Reproduce verbatim the rows from the beginning of the source data through the line that contains "- Point: [986, 317, 1008, 331]", including that line.

(Source data)
(begin)

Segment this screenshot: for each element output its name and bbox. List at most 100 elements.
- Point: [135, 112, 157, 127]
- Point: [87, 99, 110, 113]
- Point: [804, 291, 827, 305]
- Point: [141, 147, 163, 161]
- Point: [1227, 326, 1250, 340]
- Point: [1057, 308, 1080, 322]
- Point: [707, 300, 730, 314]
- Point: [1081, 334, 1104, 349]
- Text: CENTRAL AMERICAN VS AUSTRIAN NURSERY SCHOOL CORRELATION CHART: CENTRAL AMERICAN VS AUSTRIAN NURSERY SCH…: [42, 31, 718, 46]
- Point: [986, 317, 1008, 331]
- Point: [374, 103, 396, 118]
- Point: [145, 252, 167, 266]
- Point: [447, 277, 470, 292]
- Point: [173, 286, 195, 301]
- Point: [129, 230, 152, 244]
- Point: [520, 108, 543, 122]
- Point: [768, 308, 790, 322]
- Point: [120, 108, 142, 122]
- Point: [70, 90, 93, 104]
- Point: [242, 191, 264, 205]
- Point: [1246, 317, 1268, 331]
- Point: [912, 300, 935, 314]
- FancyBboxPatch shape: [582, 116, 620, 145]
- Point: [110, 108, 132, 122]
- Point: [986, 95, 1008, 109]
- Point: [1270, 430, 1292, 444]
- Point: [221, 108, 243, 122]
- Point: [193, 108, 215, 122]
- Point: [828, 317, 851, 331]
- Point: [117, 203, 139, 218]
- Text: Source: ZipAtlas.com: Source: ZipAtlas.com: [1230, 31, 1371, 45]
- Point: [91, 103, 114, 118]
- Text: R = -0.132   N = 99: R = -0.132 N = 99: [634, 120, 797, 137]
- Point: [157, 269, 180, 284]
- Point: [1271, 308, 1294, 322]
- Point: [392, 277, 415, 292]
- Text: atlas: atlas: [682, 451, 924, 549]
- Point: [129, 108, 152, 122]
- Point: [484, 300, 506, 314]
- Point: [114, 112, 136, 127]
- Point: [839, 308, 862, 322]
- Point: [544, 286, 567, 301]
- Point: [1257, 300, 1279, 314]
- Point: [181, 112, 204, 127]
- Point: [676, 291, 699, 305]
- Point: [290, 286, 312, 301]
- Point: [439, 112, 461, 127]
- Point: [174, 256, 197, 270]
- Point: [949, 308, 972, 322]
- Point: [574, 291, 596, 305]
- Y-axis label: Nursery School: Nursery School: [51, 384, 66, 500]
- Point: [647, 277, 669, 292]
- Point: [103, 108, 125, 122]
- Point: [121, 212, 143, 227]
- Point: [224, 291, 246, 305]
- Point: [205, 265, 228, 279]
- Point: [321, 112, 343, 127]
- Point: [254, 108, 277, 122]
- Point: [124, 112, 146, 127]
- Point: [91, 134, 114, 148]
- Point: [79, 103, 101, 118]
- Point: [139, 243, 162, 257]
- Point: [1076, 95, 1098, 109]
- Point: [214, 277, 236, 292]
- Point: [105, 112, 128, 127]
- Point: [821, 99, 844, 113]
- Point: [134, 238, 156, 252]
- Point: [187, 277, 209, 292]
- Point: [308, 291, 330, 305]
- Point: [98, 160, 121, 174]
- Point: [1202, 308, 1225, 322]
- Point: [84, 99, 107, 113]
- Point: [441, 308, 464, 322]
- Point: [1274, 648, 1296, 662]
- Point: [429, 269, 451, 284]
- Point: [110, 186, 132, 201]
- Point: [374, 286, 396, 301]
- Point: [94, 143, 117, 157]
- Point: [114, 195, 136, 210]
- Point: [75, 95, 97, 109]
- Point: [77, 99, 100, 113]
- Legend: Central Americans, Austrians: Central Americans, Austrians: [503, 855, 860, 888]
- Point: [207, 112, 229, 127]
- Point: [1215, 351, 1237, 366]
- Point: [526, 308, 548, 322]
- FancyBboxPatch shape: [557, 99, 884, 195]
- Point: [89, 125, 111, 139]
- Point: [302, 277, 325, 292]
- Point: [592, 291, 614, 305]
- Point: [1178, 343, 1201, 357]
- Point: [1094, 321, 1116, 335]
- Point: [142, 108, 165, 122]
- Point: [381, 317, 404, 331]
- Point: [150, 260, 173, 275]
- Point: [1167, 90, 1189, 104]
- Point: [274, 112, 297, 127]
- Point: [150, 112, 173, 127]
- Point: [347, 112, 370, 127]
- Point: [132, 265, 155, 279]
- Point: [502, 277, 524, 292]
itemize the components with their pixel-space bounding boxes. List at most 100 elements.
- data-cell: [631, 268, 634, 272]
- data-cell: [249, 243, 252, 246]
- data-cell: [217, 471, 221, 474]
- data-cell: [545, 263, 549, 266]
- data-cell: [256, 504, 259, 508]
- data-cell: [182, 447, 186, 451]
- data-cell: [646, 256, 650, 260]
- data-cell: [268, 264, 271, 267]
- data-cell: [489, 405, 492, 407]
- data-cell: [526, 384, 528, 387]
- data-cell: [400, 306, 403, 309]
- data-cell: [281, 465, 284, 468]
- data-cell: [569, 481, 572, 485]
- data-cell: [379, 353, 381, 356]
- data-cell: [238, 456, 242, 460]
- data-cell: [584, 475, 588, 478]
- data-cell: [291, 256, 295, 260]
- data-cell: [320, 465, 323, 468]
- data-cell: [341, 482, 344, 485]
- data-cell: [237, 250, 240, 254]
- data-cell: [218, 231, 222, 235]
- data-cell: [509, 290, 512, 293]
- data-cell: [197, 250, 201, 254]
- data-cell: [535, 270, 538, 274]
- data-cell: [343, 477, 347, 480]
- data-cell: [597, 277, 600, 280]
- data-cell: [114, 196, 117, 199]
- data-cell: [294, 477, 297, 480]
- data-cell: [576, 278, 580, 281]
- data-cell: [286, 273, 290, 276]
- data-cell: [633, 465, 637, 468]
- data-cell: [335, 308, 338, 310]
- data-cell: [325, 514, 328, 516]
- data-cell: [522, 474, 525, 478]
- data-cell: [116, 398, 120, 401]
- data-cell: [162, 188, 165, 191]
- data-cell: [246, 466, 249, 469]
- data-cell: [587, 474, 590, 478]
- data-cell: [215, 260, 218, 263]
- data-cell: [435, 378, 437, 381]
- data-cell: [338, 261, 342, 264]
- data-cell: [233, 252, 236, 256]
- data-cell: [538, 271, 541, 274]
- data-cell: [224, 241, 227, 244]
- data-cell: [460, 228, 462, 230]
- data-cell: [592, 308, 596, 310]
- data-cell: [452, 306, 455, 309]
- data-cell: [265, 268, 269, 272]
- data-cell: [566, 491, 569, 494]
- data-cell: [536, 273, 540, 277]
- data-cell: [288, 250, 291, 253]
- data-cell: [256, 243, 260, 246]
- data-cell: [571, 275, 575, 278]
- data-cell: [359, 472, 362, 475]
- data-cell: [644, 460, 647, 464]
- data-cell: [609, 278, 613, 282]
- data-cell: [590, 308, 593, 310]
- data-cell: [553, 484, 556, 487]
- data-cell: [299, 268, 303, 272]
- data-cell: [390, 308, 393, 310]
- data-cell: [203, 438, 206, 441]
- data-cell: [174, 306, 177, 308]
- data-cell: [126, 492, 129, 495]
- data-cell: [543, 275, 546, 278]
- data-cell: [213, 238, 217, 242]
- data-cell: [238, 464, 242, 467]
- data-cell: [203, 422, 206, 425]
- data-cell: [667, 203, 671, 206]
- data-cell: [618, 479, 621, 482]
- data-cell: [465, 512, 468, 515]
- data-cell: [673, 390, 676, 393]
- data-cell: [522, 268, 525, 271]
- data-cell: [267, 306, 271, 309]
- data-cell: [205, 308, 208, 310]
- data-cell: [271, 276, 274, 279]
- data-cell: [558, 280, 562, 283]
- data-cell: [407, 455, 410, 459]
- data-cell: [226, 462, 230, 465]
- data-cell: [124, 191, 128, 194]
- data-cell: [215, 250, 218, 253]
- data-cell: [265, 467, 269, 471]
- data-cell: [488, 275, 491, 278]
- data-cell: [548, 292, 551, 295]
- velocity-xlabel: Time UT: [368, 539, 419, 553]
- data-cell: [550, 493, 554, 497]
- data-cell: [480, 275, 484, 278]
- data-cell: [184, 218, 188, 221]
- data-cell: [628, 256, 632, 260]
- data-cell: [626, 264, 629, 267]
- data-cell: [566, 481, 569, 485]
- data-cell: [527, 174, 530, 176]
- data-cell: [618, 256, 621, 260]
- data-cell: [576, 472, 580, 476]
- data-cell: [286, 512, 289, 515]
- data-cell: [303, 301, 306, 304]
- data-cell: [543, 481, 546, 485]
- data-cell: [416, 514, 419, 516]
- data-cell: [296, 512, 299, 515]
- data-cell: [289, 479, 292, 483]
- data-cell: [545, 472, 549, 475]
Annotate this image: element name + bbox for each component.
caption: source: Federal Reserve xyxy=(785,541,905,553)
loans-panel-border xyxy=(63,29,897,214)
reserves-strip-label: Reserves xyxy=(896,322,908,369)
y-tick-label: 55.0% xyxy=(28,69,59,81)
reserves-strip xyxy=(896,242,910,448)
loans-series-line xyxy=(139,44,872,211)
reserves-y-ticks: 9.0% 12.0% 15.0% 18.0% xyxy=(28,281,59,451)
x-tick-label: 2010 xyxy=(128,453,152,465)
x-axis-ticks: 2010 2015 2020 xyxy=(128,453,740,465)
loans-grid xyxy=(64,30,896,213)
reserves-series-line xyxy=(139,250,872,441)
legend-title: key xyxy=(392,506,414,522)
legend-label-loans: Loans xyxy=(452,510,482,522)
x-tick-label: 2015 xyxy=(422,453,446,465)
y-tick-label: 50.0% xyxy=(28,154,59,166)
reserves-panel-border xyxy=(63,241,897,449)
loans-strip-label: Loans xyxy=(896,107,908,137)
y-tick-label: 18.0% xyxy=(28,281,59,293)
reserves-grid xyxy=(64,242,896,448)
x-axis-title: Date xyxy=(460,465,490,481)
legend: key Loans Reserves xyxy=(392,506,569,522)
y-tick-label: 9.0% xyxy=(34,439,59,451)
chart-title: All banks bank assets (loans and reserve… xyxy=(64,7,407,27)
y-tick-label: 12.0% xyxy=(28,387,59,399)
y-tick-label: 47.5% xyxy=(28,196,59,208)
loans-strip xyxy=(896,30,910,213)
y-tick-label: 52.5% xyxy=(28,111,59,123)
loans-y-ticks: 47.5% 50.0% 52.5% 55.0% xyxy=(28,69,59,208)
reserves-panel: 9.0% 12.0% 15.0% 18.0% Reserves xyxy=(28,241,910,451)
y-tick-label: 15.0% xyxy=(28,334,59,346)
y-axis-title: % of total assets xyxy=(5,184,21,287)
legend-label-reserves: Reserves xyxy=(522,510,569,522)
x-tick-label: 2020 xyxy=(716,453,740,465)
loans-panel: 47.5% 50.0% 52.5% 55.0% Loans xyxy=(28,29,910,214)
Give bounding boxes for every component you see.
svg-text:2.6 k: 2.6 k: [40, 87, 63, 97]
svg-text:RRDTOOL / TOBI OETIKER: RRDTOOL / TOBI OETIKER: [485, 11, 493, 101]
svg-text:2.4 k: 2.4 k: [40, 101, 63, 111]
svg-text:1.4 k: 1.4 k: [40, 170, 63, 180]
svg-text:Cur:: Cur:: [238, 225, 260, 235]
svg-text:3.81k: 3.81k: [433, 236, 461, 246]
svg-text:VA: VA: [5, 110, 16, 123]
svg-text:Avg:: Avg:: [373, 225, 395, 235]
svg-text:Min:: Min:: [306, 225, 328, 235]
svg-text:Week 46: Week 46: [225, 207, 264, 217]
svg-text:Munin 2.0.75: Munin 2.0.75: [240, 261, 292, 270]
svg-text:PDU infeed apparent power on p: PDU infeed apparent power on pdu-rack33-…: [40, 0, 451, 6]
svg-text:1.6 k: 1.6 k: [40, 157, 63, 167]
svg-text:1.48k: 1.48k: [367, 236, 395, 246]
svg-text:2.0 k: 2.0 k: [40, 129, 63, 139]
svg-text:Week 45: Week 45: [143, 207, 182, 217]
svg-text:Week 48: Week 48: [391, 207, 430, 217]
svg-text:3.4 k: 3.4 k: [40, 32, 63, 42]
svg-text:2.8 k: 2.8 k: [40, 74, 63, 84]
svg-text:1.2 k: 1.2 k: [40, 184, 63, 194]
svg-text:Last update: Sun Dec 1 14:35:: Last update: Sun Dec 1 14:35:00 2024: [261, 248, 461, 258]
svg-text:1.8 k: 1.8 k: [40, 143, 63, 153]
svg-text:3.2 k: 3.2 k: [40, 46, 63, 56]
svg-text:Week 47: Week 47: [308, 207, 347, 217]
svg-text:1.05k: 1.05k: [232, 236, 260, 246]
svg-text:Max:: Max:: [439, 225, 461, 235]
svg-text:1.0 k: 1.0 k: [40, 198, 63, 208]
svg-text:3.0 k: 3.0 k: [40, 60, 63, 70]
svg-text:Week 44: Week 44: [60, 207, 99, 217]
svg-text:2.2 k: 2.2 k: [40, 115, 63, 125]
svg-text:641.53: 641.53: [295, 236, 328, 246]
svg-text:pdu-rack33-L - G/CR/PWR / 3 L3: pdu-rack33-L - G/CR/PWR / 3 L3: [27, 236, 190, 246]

(end)

(Right answer):
Segment this screenshot: for each element output its name and bbox. List at most 100 elements.
- Point: [135, 112, 157, 127]
- Point: [87, 99, 110, 113]
- Point: [804, 291, 827, 305]
- Point: [141, 147, 163, 161]
- Point: [1227, 326, 1250, 340]
- Point: [1057, 308, 1080, 322]
- Point: [707, 300, 730, 314]
- Point: [1081, 334, 1104, 349]
- Text: CENTRAL AMERICAN VS AUSTRIAN NURSERY SCHOOL CORRELATION CHART: CENTRAL AMERICAN VS AUSTRIAN NURSERY SCH…: [42, 31, 718, 46]
- Point: [986, 317, 1008, 331]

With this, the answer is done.